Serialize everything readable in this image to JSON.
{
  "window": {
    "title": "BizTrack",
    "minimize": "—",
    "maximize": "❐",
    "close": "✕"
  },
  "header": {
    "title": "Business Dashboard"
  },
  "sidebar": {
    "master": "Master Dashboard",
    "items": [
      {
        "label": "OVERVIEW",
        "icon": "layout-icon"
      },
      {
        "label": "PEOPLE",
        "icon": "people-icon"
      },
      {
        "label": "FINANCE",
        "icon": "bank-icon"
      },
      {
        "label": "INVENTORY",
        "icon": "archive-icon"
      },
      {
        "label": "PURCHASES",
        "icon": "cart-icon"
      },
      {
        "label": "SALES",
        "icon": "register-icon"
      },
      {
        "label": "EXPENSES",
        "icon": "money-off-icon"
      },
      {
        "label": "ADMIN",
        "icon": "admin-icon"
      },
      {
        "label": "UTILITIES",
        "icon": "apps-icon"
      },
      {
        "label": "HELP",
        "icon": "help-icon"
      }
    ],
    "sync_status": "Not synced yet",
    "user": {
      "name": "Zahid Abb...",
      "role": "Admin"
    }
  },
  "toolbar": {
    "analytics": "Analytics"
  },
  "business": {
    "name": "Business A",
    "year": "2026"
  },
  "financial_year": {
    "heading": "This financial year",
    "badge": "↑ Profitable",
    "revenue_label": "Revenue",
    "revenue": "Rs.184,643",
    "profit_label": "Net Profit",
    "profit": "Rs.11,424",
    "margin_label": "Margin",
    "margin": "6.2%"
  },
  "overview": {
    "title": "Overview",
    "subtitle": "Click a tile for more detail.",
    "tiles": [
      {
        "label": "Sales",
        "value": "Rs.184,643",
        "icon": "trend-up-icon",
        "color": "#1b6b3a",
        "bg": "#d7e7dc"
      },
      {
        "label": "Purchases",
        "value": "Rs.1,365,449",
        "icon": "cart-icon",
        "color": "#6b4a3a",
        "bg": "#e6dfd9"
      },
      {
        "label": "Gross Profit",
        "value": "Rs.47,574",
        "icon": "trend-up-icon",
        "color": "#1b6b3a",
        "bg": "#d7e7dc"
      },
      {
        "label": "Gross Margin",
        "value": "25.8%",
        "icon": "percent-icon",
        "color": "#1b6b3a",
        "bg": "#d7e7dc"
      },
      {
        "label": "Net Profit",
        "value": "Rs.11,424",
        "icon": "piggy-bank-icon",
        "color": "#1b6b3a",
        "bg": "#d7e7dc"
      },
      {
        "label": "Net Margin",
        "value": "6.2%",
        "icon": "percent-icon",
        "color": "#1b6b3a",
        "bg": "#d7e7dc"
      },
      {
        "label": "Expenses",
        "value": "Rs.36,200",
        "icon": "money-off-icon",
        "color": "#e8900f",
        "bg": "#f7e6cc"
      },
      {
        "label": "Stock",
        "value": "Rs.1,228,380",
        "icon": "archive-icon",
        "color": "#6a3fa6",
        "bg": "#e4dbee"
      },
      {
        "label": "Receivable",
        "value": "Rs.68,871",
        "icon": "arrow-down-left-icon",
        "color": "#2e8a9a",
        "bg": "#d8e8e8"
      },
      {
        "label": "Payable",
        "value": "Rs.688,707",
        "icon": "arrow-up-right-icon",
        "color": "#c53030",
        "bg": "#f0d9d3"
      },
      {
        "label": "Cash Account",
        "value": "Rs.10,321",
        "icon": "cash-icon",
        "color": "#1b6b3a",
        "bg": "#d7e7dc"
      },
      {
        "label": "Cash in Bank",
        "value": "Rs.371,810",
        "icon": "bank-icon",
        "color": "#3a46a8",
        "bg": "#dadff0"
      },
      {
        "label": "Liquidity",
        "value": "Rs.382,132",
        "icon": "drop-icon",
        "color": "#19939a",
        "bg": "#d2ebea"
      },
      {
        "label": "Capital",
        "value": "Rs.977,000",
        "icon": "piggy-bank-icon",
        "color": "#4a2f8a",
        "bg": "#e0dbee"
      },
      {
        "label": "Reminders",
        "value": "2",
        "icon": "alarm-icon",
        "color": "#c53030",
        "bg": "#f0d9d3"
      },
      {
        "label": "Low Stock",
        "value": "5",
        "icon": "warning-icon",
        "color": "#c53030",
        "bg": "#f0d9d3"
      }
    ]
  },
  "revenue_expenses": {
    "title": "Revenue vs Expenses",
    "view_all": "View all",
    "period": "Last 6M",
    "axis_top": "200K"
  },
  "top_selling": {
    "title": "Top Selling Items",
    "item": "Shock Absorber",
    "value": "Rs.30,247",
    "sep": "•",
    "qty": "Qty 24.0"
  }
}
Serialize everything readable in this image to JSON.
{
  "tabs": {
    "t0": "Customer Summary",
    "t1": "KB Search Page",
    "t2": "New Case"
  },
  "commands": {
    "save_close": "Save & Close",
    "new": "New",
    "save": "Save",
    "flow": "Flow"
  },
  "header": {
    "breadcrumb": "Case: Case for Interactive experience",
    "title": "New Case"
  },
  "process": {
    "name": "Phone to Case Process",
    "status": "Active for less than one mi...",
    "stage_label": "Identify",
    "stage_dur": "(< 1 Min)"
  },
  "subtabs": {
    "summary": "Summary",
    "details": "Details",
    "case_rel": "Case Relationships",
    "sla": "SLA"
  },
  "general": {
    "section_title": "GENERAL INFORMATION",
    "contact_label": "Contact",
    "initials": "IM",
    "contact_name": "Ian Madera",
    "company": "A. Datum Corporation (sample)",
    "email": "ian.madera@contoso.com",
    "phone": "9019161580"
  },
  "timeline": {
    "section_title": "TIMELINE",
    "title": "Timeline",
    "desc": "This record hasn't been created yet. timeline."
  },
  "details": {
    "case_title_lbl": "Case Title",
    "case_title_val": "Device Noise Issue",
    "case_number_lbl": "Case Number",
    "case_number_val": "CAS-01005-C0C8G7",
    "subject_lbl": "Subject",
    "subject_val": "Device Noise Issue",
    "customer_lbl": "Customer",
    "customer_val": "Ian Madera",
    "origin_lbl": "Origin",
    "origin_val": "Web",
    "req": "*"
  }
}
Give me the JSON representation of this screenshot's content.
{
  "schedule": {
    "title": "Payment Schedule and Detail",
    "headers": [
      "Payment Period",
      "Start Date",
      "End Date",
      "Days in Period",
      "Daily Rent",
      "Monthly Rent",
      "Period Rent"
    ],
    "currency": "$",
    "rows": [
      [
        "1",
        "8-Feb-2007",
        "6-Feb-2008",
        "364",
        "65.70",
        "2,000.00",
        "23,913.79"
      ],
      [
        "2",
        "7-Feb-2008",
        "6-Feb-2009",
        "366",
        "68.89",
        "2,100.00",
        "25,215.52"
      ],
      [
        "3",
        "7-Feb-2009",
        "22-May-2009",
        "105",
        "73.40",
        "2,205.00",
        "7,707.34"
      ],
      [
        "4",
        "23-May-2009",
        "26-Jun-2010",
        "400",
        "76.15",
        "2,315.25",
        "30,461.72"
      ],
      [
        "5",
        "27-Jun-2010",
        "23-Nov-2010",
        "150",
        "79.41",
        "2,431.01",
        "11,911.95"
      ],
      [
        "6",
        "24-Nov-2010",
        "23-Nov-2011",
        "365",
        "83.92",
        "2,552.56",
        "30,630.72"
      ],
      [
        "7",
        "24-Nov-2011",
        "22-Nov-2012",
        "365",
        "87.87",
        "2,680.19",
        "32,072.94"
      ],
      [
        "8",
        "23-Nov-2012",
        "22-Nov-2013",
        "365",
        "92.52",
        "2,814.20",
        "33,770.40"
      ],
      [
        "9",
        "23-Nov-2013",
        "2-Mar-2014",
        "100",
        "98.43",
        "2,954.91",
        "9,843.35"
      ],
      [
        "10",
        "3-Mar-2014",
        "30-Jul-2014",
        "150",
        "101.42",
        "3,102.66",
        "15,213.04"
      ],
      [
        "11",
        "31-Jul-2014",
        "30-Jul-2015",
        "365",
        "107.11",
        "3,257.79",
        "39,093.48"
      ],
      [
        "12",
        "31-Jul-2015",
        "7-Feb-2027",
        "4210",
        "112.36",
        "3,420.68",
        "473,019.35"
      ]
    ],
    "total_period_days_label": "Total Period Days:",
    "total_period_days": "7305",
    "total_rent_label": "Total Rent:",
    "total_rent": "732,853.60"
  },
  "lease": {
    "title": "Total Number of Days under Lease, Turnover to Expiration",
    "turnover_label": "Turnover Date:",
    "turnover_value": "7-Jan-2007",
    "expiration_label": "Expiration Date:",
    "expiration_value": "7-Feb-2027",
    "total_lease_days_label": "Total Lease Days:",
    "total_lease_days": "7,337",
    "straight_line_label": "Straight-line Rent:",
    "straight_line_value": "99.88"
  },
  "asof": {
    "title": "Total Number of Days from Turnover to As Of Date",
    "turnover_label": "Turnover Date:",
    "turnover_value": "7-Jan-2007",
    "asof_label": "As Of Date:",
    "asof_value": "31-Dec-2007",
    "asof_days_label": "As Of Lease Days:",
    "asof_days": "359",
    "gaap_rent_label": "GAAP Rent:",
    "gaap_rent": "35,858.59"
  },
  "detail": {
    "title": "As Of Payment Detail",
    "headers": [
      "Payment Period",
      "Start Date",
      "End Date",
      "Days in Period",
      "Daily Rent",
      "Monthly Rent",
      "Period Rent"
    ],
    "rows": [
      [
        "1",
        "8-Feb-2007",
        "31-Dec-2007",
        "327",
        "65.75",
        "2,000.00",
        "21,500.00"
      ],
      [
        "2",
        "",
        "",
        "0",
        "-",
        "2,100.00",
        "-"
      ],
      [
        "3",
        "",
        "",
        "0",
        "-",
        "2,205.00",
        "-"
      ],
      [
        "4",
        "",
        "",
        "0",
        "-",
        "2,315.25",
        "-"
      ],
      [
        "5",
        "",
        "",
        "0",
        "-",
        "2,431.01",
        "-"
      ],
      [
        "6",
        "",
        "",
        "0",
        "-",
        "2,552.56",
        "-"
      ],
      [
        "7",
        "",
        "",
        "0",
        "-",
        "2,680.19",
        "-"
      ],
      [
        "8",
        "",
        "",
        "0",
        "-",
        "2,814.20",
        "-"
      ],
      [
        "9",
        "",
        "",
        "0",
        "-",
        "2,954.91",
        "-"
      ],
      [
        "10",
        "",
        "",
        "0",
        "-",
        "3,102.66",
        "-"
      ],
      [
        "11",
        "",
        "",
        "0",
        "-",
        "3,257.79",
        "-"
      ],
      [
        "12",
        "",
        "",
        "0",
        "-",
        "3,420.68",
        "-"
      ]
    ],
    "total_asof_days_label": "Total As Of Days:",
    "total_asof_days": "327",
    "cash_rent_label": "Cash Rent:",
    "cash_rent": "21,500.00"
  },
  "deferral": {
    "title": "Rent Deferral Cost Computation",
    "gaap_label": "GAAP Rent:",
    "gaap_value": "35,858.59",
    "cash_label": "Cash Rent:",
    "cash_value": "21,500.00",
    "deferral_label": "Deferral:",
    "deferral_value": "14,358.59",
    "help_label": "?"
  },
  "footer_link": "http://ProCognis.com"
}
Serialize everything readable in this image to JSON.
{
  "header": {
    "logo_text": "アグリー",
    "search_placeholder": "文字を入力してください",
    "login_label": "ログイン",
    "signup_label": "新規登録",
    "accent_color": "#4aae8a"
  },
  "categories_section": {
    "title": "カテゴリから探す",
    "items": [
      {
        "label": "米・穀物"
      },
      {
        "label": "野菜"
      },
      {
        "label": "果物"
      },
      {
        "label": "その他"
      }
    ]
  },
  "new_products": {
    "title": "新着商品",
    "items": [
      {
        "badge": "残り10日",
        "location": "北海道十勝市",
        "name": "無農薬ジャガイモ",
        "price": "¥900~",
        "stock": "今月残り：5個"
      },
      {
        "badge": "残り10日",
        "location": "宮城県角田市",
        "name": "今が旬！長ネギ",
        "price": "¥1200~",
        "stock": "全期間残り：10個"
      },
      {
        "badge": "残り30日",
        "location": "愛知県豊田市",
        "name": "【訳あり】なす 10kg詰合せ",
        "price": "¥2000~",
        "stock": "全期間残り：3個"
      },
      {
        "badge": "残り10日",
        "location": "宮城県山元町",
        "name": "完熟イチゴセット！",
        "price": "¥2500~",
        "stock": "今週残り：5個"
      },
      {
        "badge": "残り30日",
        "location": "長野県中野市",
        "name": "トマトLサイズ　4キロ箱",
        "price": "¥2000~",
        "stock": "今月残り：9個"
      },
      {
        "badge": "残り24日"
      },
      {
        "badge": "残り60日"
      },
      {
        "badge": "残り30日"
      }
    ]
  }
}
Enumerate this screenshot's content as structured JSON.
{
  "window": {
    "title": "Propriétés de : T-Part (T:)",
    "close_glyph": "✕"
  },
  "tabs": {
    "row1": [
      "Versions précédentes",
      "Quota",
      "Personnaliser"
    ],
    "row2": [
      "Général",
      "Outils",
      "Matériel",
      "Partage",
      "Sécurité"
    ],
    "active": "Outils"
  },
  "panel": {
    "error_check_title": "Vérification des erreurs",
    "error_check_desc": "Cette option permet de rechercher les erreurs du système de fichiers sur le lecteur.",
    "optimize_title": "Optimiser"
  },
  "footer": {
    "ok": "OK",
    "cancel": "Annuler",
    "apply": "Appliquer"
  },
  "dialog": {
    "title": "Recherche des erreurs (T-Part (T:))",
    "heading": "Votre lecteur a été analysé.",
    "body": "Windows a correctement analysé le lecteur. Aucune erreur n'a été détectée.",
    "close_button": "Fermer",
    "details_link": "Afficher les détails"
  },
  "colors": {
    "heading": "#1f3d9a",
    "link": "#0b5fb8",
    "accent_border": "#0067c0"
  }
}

========================================

* **What you should do**:
Pull out each line of the listing that holds the string "Issue".

* **Completed task**:
    "case_title_val": "Device Noise Issue",
    "subject_val": "Device Noise Issue",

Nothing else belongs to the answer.